§ **REQUIRED WORK**: Your task is to repeat all of the data exactly while excluding the pictures.
* Start *
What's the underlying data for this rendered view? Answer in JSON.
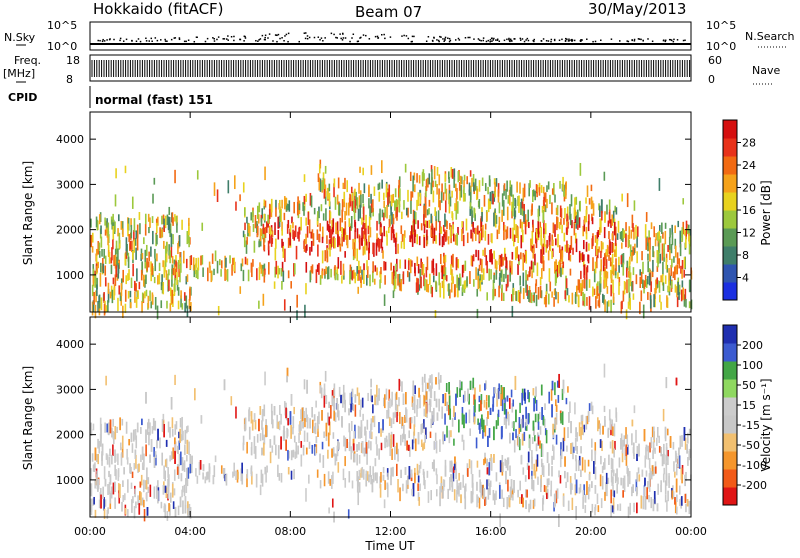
{
  "header": {
    "station": "Hokkaido (fitACF)",
    "beam": "Beam 07",
    "date": "30/May/2013"
  },
  "status_panels": {
    "nsky_label": "N.Sky",
    "nsky_ticks": [
      "10^5",
      "10^0"
    ],
    "nsearch_label": "N.Search",
    "nsearch_ticks": [
      "10^5",
      "10^0"
    ],
    "freq_label": "Freq.",
    "freq_unit": "[MHz]",
    "freq_ticks": [
      "18",
      "8"
    ],
    "nave_label": "Nave",
    "nave_ticks": [
      "60",
      "0"
    ],
    "cpid_label": "CPID",
    "cpid_value": "normal (fast) 151"
  },
  "colors": {
    "power": [
      "#1b2fe0",
      "#2f55b0",
      "#3f7e6a",
      "#5a9a55",
      "#9cc83c",
      "#e8d21e",
      "#f5a21a",
      "#f26a12",
      "#e8321a",
      "#d50f0f"
    ],
    "velocity": [
      "#e01515",
      "#f25a18",
      "#f5962c",
      "#f2c070",
      "#c8c8c8",
      "#cccccc",
      "#8fd860",
      "#43a646",
      "#3c5bd0",
      "#1f2fb0"
    ]
  },
  "chart_data": [
    {
      "type": "heatmap",
      "name": "power",
      "xlabel": "",
      "ylabel": "Slant Range [km]",
      "x_ticks": [
        "00:00",
        "04:00",
        "08:00",
        "12:00",
        "16:00",
        "20:00",
        "00:00"
      ],
      "x_range_hours": [
        0,
        24
      ],
      "y_ticks": [
        1000,
        2000,
        3000,
        4000
      ],
      "y_range_km": [
        180,
        4600
      ],
      "colorbar_label": "Power [dB]",
      "colorbar_ticks": [
        4,
        8,
        12,
        16,
        20,
        24,
        28
      ],
      "colorbar_range": [
        0,
        32
      ]
    },
    {
      "type": "heatmap",
      "name": "velocity",
      "xlabel": "Time UT",
      "ylabel": "Slant Range [km]",
      "x_ticks": [
        "00:00",
        "04:00",
        "08:00",
        "12:00",
        "16:00",
        "20:00",
        "00:00"
      ],
      "x_range_hours": [
        0,
        24
      ],
      "y_ticks": [
        1000,
        2000,
        3000,
        4000
      ],
      "y_range_km": [
        180,
        4600
      ],
      "colorbar_label": "Velocity [m s⁻¹]",
      "colorbar_ticks": [
        200,
        100,
        50,
        15,
        -15,
        -50,
        -100,
        -200
      ]
    }
  ]
}
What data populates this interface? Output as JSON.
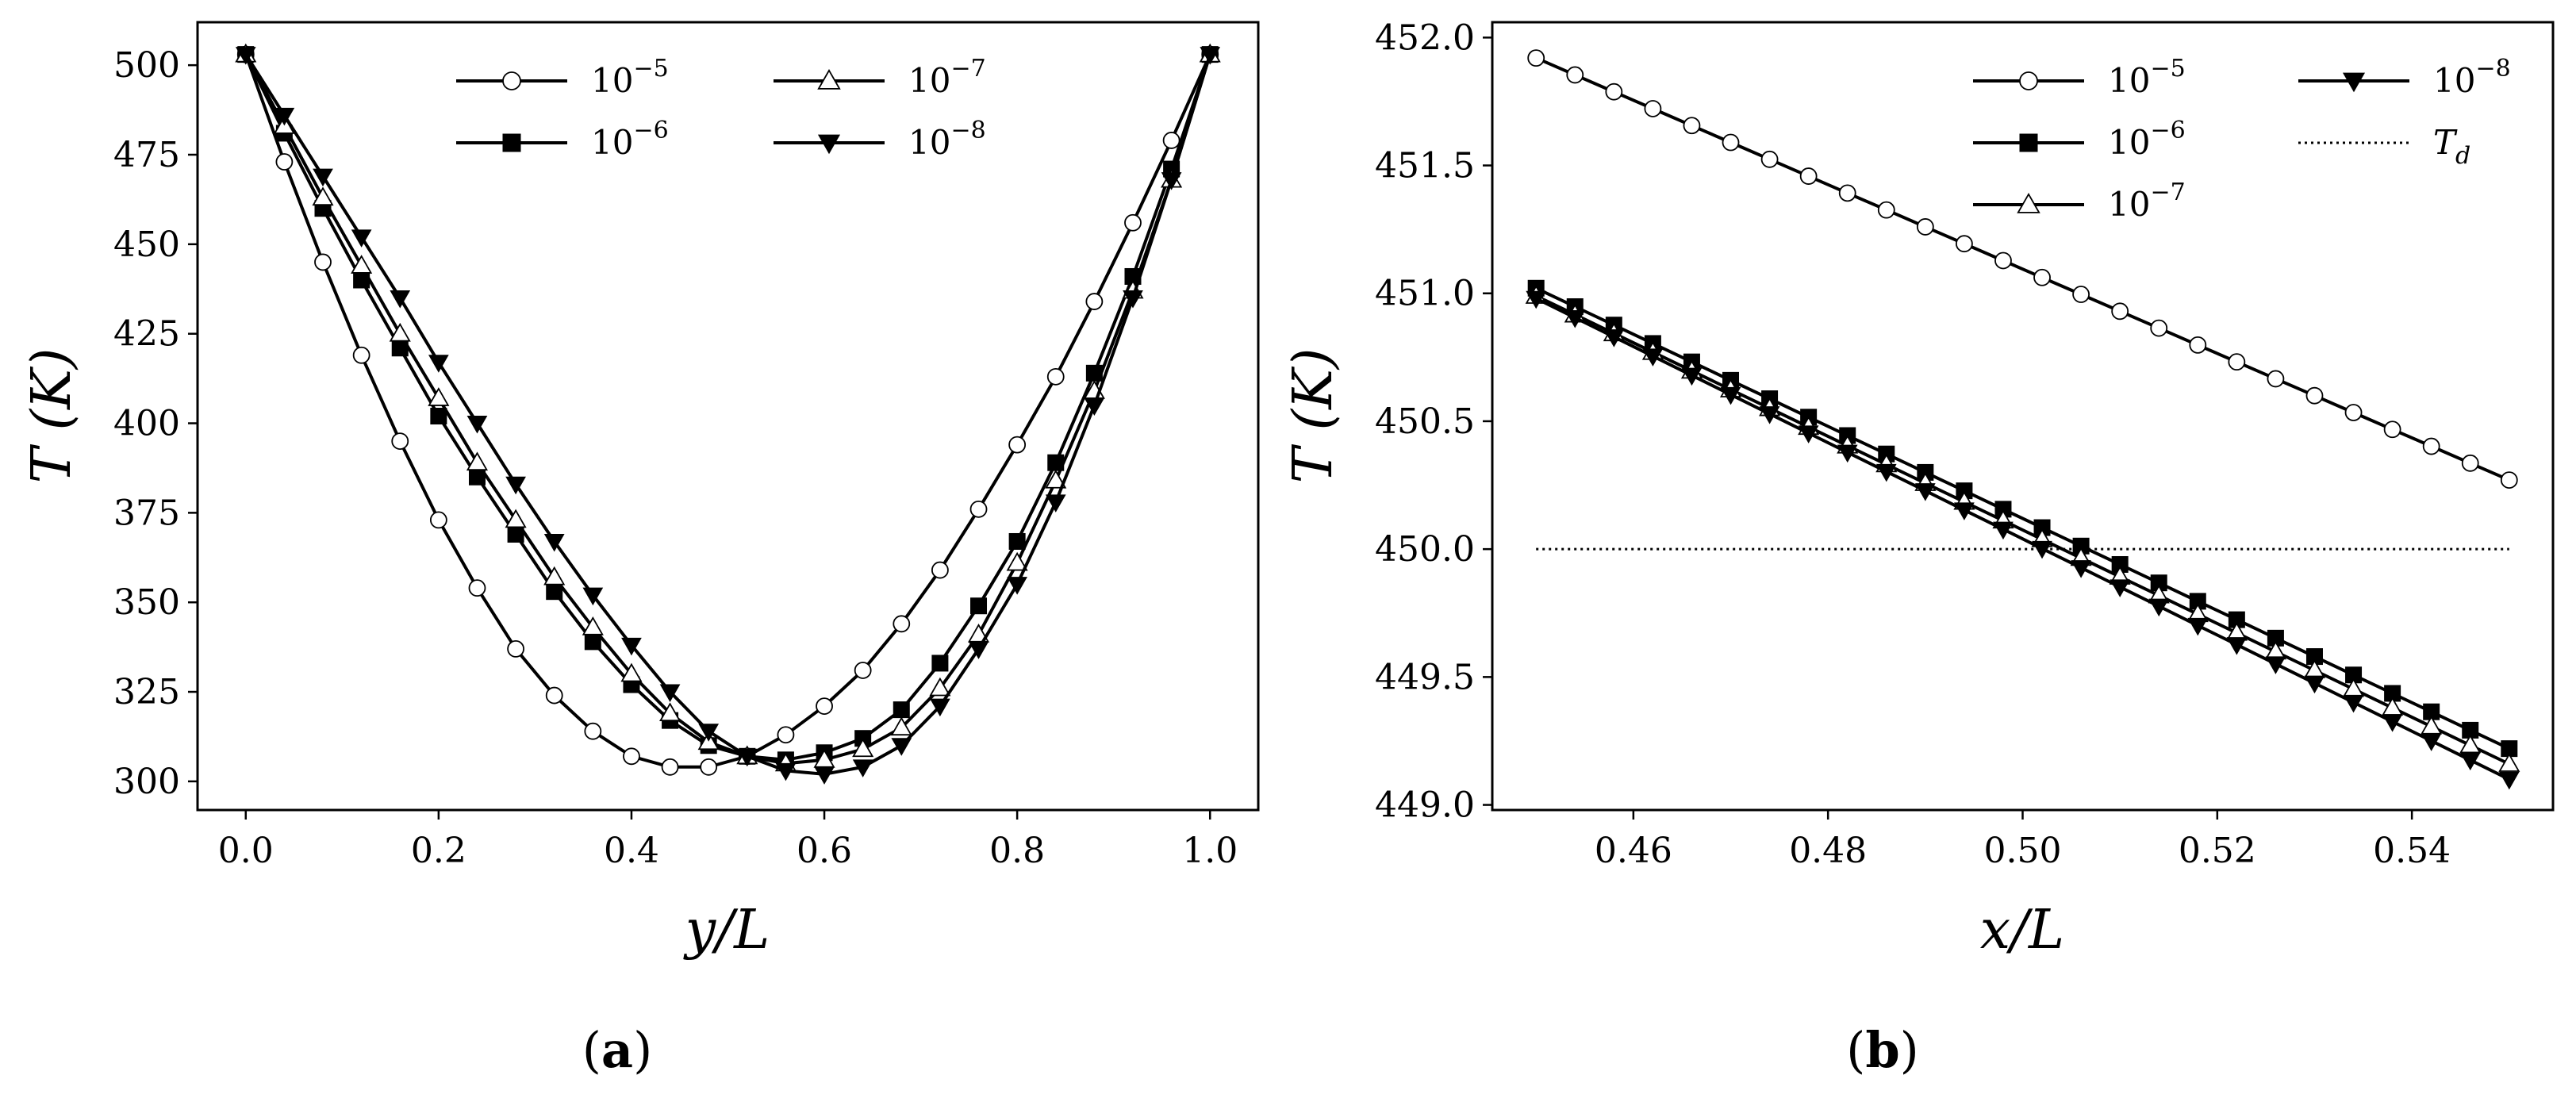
* End *
§ **EXERCISE SOLUTION**:
What's the underlying data for this rendered view? Answer in JSON.
{
  "header": {
    "station": "Hokkaido (fitACF)",
    "beam": "Beam 07",
    "date": "30/May/2013"
  },
  "status_panels": {
    "nsky_label": "N.Sky",
    "nsky_ticks": [
      "10^5",
      "10^0"
    ],
    "nsearch_label": "N.Search",
    "nsearch_ticks": [
      "10^5",
      "10^0"
    ],
    "freq_label": "Freq.",
    "freq_unit": "[MHz]",
    "freq_ticks": [
      "18",
      "8"
    ],
    "nave_label": "Nave",
    "nave_ticks": [
      "60",
      "0"
    ],
    "cpid_label": "CPID",
    "cpid_value": "normal (fast) 151"
  },
  "colors": {
    "power": [
      "#1b2fe0",
      "#2f55b0",
      "#3f7e6a",
      "#5a9a55",
      "#9cc83c",
      "#e8d21e",
      "#f5a21a",
      "#f26a12",
      "#e8321a",
      "#d50f0f"
    ],
    "velocity": [
      "#e01515",
      "#f25a18",
      "#f5962c",
      "#f2c070",
      "#c8c8c8",
      "#cccccc",
      "#8fd860",
      "#43a646",
      "#3c5bd0",
      "#1f2fb0"
    ]
  },
  "chart_data": [
    {
      "type": "heatmap",
      "name": "power",
      "xlabel": "",
      "ylabel": "Slant Range [km]",
      "x_ticks": [
        "00:00",
        "04:00",
        "08:00",
        "12:00",
        "16:00",
        "20:00",
        "00:00"
      ],
      "x_range_hours": [
        0,
        24
      ],
      "y_ticks": [
        1000,
        2000,
        3000,
        4000
      ],
      "y_range_km": [
        180,
        4600
      ],
      "colorbar_label": "Power [dB]",
      "colorbar_ticks": [
        4,
        8,
        12,
        16,
        20,
        24,
        28
      ],
      "colorbar_range": [
        0,
        32
      ]
    },
    {
      "type": "heatmap",
      "name": "velocity",
      "xlabel": "Time UT",
      "ylabel": "Slant Range [km]",
      "x_ticks": [
        "00:00",
        "04:00",
        "08:00",
        "12:00",
        "16:00",
        "20:00",
        "00:00"
      ],
      "x_range_hours": [
        0,
        24
      ],
      "y_ticks": [
        1000,
        2000,
        3000,
        4000
      ],
      "y_range_km": [
        180,
        4600
      ],
      "colorbar_label": "Velocity [m s⁻¹]",
      "colorbar_ticks": [
        200,
        100,
        50,
        15,
        -15,
        -50,
        -100,
        -200
      ]
    }
  ]
}
What data populates this interface? Output as JSON.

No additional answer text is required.